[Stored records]
◇ ◇ ◇ ◇

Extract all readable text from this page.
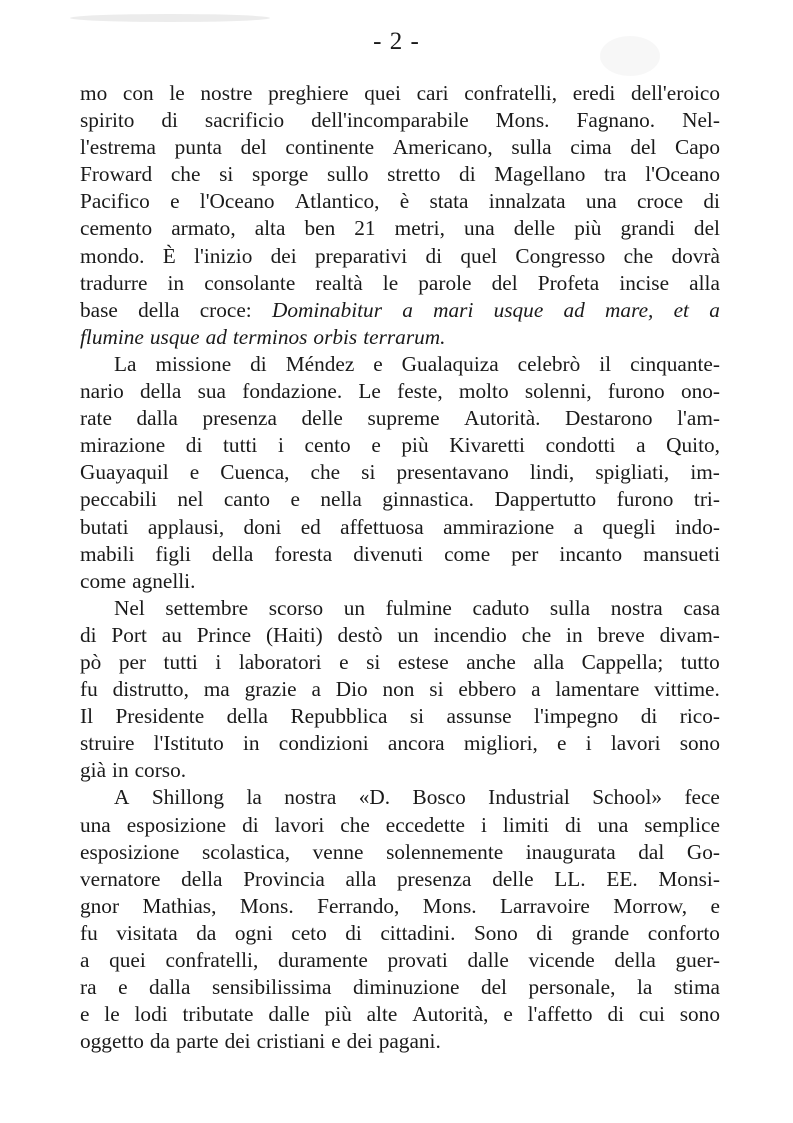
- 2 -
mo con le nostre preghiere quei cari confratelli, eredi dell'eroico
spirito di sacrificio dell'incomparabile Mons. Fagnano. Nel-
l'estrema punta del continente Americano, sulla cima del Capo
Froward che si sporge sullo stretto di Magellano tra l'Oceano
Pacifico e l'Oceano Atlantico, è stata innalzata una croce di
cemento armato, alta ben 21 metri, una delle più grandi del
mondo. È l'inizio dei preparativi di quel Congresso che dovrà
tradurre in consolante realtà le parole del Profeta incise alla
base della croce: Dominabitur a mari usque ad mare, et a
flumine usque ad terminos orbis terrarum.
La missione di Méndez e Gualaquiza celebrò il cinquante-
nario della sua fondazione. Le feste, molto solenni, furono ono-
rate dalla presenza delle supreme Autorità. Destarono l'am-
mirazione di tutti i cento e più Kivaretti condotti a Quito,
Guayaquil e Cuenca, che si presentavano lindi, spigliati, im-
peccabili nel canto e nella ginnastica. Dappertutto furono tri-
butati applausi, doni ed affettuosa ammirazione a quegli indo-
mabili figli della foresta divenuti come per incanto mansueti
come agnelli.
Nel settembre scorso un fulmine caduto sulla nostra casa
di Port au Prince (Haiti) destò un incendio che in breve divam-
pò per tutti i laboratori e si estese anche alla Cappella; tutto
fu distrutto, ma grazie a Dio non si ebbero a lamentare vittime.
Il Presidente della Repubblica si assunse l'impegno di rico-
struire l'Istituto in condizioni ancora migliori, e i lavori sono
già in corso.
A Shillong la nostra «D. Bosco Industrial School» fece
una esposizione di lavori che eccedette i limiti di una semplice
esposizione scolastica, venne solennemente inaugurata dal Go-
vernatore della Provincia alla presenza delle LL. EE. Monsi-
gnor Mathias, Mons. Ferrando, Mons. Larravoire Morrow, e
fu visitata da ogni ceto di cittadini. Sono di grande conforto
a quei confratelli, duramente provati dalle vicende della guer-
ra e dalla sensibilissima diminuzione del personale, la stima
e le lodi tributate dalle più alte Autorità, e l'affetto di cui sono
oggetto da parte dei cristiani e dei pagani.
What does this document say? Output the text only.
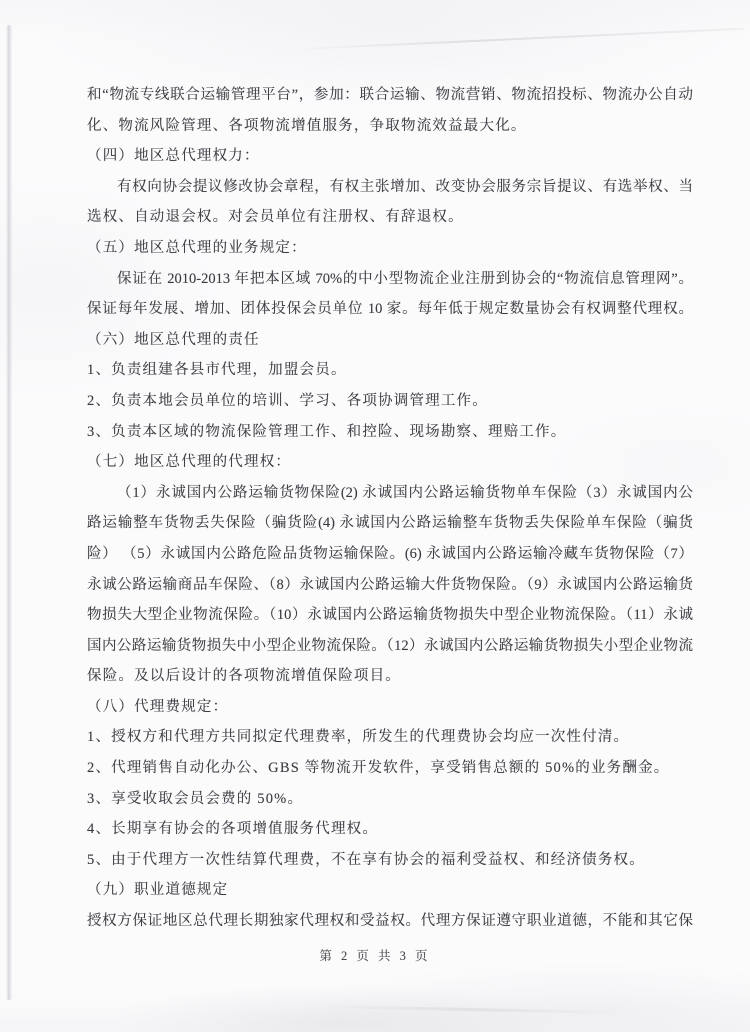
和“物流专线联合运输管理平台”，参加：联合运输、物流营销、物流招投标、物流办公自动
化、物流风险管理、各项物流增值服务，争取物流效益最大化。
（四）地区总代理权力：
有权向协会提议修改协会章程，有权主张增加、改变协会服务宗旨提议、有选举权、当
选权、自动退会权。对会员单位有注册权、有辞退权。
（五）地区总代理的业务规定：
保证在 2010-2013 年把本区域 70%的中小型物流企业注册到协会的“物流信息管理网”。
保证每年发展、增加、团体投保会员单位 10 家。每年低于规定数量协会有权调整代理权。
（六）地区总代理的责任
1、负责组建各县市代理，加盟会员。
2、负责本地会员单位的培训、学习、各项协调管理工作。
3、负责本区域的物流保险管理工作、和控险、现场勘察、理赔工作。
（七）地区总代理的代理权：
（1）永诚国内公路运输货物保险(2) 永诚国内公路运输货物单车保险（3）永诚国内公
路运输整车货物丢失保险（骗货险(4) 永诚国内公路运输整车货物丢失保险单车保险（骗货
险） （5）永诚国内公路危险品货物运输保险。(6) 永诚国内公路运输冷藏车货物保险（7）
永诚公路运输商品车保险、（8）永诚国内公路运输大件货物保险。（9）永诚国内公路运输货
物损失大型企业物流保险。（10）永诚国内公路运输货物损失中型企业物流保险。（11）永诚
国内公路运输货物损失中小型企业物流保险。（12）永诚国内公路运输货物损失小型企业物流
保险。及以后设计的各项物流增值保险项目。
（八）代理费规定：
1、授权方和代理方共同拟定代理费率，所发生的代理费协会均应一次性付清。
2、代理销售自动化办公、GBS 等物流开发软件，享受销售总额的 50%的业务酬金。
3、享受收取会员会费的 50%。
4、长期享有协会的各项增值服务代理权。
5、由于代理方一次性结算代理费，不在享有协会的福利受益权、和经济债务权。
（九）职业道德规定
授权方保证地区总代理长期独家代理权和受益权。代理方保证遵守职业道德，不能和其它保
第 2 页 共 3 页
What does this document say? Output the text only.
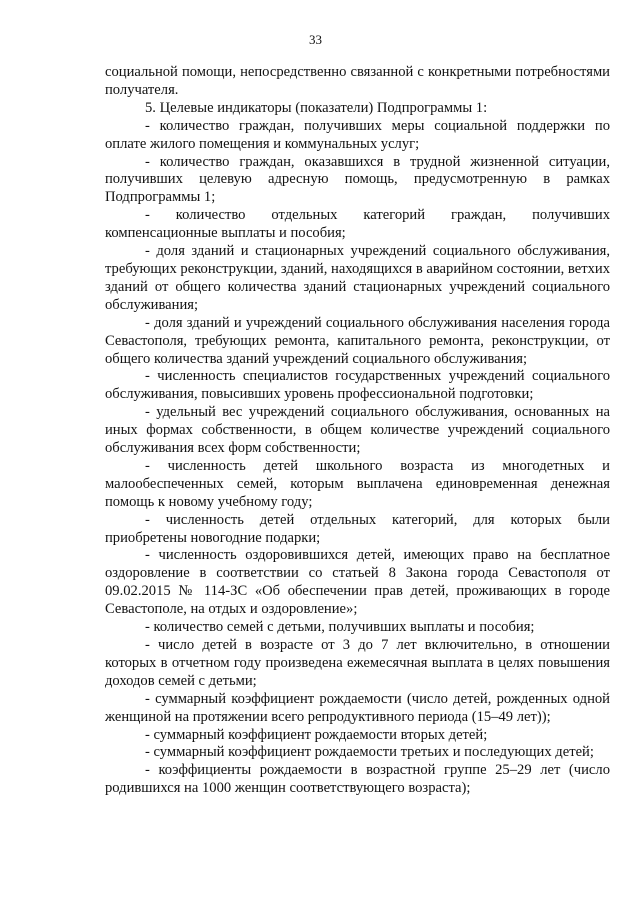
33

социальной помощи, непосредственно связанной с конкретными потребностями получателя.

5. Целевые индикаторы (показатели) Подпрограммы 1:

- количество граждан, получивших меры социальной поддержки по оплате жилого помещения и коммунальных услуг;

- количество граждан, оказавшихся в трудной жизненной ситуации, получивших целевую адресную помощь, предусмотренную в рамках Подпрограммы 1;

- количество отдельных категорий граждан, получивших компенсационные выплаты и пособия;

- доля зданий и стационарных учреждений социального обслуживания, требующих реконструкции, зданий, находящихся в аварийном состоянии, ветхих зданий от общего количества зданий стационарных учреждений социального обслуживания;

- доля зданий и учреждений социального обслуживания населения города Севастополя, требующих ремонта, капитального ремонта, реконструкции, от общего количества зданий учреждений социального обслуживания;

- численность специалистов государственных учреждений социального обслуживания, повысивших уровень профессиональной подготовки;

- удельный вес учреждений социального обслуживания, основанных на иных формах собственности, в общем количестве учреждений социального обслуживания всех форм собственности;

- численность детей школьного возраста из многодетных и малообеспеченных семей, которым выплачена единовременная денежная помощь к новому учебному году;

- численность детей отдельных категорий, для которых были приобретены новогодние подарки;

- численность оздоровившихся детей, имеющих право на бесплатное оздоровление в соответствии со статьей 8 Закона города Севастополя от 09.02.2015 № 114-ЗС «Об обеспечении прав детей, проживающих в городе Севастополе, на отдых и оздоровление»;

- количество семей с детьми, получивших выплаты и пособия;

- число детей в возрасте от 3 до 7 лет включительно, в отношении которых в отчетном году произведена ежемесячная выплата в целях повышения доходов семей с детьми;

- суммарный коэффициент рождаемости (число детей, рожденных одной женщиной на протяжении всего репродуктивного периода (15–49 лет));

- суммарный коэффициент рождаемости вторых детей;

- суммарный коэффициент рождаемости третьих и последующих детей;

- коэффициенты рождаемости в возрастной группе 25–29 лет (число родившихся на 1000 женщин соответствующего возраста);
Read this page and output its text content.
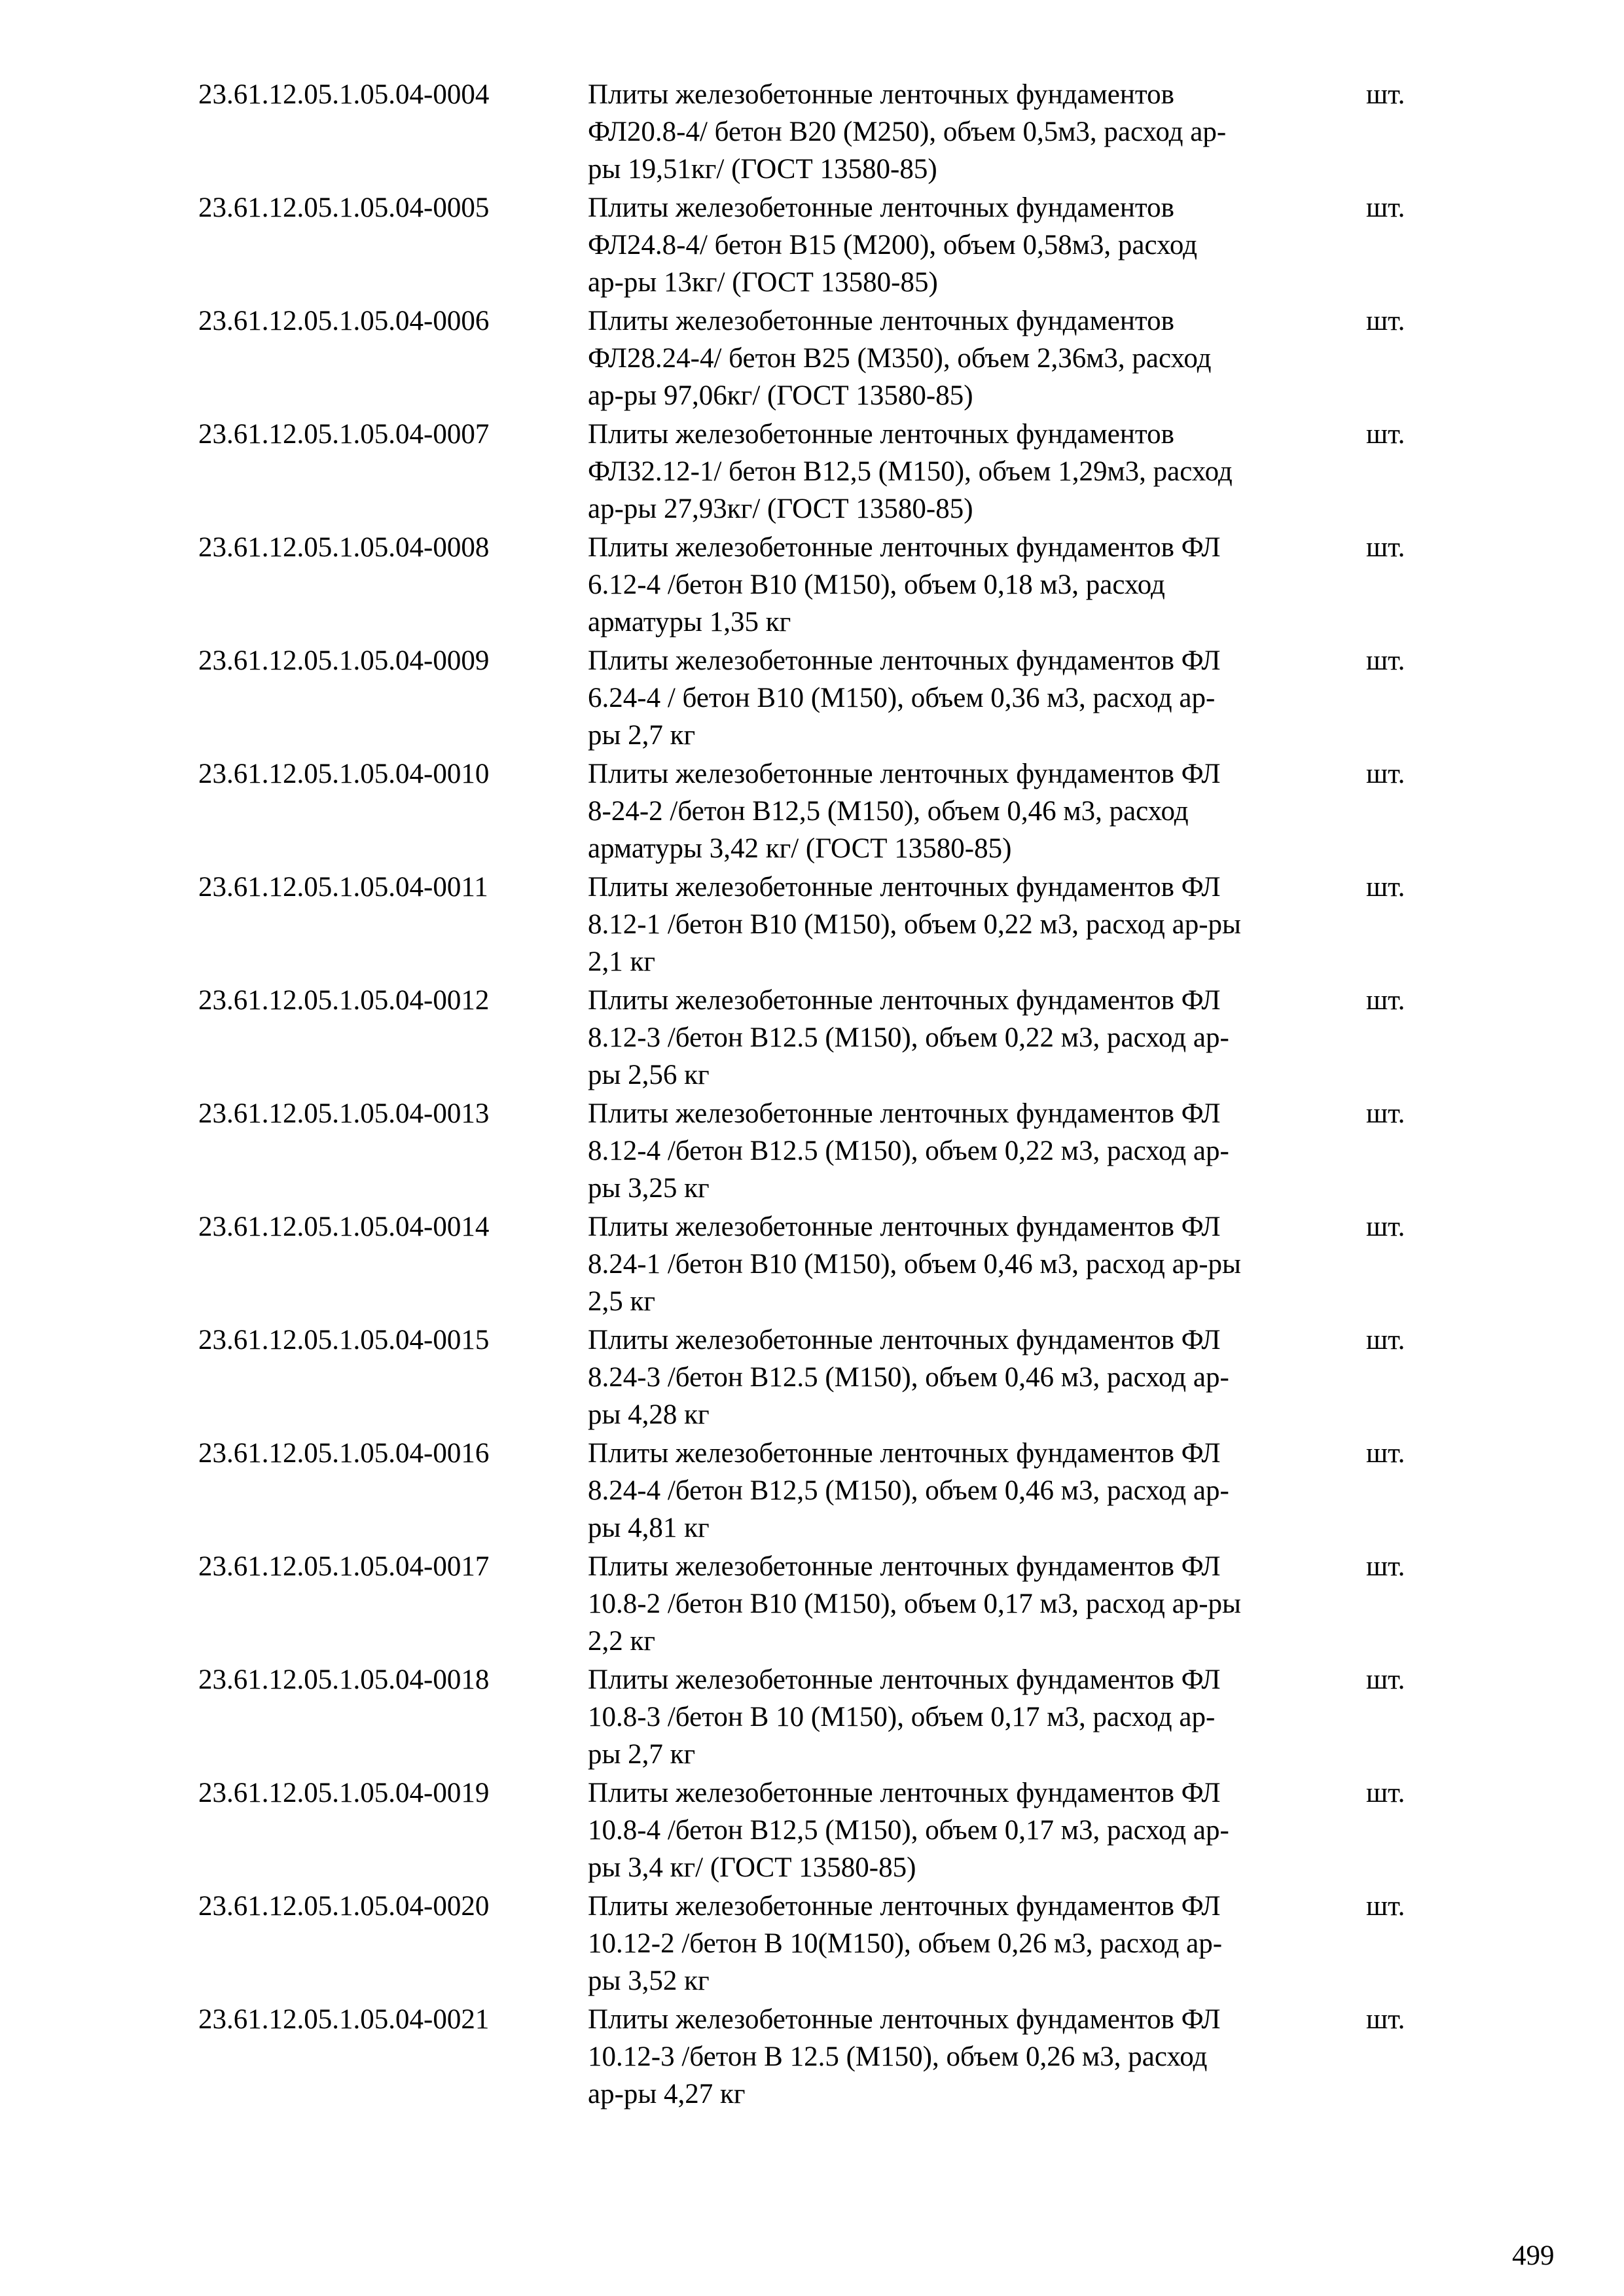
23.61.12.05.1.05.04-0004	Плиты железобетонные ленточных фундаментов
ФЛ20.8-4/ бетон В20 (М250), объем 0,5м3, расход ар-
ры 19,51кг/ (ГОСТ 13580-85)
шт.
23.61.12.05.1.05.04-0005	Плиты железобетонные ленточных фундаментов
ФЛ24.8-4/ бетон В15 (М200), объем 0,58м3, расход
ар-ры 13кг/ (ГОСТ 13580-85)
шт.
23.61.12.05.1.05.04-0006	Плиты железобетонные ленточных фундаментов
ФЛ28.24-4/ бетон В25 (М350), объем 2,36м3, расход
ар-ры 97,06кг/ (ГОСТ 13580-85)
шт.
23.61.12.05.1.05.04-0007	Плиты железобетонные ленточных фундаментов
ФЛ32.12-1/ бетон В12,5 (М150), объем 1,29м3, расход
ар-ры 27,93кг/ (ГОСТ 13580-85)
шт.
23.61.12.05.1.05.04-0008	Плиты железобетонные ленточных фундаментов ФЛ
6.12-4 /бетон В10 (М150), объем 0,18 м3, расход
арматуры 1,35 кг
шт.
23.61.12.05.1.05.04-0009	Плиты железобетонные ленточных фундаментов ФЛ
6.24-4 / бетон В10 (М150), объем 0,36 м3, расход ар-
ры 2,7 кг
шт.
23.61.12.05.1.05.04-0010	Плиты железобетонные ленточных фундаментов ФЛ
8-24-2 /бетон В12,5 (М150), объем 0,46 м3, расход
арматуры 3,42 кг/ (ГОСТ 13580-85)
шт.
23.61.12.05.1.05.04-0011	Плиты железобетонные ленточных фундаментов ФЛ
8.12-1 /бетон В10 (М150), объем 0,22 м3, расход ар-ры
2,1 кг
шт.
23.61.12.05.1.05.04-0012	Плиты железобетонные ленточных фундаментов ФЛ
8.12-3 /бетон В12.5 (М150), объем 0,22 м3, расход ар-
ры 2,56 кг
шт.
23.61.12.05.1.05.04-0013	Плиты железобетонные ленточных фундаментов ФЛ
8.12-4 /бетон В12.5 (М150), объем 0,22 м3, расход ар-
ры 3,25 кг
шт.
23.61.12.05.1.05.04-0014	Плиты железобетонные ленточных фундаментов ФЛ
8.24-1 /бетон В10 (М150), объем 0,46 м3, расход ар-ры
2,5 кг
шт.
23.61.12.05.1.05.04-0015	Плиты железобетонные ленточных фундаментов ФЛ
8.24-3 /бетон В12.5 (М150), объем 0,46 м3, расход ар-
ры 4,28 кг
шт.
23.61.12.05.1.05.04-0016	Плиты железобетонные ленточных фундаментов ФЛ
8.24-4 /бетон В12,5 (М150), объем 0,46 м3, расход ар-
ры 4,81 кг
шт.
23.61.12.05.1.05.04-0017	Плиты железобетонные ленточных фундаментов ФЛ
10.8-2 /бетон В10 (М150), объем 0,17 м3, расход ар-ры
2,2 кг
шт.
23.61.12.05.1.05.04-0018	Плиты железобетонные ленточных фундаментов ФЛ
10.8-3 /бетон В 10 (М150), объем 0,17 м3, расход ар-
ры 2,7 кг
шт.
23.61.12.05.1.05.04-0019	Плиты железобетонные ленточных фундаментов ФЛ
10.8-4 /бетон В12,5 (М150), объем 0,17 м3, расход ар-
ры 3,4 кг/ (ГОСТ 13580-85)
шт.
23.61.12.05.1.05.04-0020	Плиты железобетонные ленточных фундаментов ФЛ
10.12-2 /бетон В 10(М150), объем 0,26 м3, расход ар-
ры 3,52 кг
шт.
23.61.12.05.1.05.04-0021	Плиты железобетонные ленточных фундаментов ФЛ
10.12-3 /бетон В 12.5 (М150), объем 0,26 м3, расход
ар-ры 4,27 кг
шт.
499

◇ ◇ ◇ ◇

Exercise aim
Reproduce each line of the material containing the word "quei".

Result below
mo con le nostre preghiere quei cari confratelli, eredi dell'eroico
a quei confratelli, duramente provati dalle vicende della guer-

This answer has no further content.